**WORK TO BE COMPLETED:**
Check every line below for the word "Toni" and copy each one that has it.
----------------
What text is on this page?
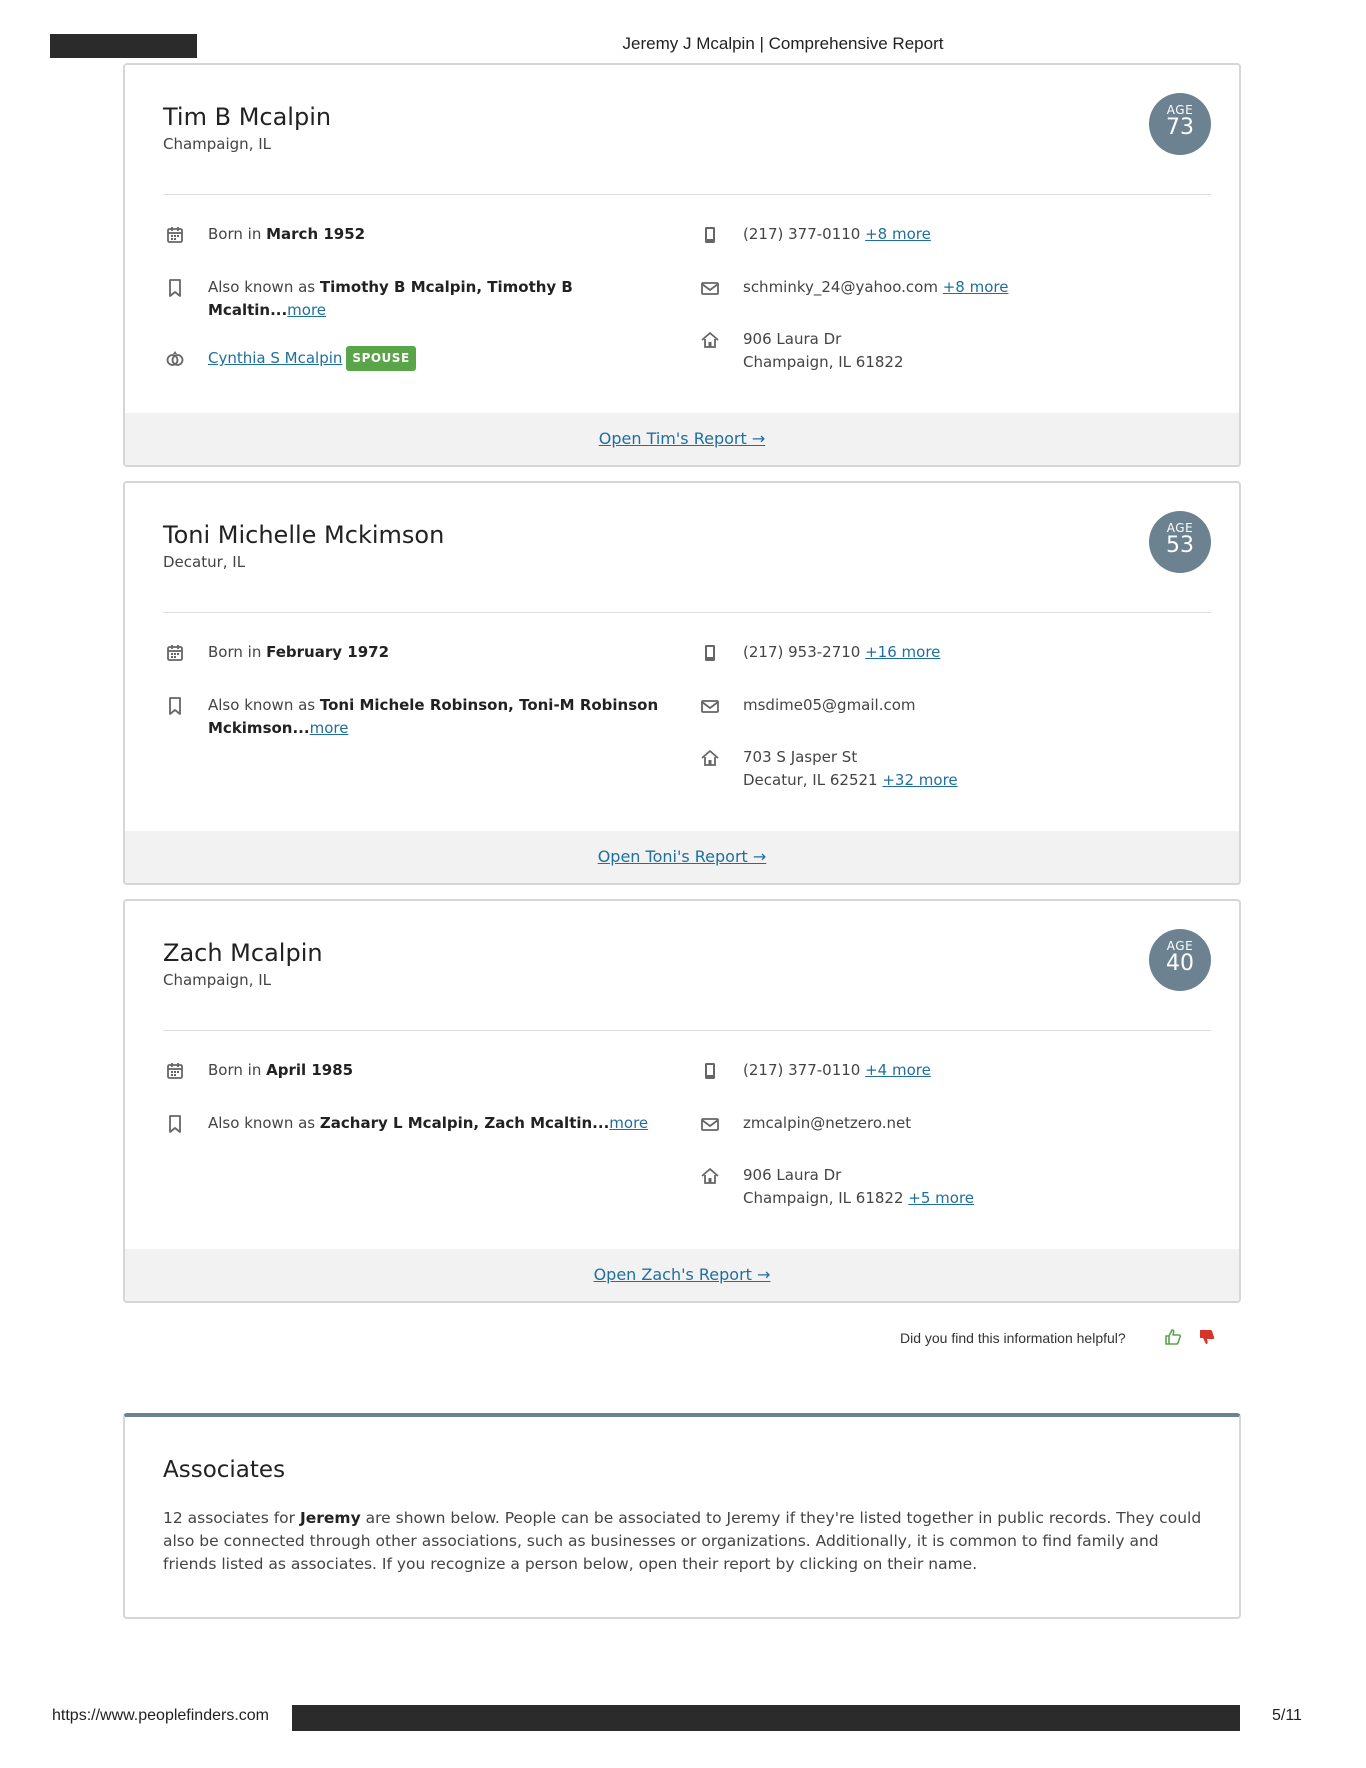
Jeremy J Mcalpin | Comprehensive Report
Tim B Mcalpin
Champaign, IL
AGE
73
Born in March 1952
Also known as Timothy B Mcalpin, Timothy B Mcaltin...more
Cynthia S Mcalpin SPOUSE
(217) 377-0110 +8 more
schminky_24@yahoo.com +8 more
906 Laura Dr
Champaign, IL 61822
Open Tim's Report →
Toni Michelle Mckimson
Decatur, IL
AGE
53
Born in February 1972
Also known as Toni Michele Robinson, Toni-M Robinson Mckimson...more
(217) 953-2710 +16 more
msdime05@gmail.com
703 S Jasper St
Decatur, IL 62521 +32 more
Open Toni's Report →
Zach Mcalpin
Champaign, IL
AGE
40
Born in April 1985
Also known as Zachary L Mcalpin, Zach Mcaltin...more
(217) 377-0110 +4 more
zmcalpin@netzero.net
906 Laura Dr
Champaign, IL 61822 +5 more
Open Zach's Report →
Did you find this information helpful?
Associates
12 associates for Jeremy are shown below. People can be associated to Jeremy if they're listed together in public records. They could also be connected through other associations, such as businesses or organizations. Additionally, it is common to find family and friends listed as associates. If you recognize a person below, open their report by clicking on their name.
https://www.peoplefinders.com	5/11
----------------
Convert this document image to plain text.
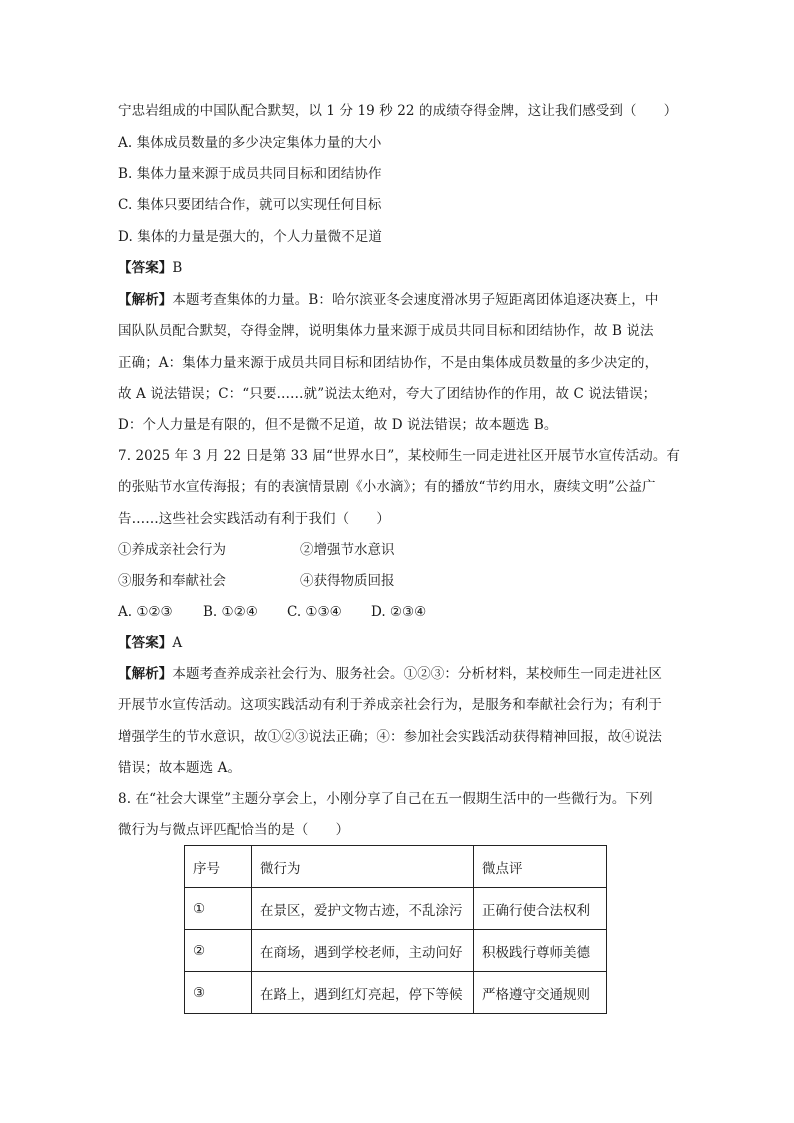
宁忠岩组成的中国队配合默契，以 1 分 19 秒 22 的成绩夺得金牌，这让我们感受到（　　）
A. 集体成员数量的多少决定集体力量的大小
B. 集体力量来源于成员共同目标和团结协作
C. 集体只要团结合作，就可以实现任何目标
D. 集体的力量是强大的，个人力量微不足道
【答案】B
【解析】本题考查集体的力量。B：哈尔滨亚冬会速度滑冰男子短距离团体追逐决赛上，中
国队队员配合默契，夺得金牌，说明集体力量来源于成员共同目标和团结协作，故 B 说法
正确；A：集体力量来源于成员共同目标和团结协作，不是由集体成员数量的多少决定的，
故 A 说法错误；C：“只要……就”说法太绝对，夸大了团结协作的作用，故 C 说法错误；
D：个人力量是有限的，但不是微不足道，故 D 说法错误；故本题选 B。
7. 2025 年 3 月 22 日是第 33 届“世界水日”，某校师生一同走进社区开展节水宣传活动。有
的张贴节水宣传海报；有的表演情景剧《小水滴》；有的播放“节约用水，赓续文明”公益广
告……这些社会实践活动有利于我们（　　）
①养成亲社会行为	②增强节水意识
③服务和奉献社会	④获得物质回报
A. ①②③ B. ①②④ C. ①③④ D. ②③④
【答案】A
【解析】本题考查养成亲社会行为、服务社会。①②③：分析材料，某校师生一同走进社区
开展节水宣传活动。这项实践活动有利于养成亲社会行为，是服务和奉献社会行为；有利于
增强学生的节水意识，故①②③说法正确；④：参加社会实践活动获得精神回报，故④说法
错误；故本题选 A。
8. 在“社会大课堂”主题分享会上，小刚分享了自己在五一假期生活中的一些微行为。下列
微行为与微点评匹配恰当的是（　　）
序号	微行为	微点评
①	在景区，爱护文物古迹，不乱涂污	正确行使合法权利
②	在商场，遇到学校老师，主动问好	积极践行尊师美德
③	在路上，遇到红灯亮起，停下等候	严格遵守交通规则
----------------
**SOLUTION TO THE EXERCISE:**
Toni Michelle Mckimson
Also known as Toni Michele Robinson, Toni-M Robinson Mckimson...more
Open Toni's Report →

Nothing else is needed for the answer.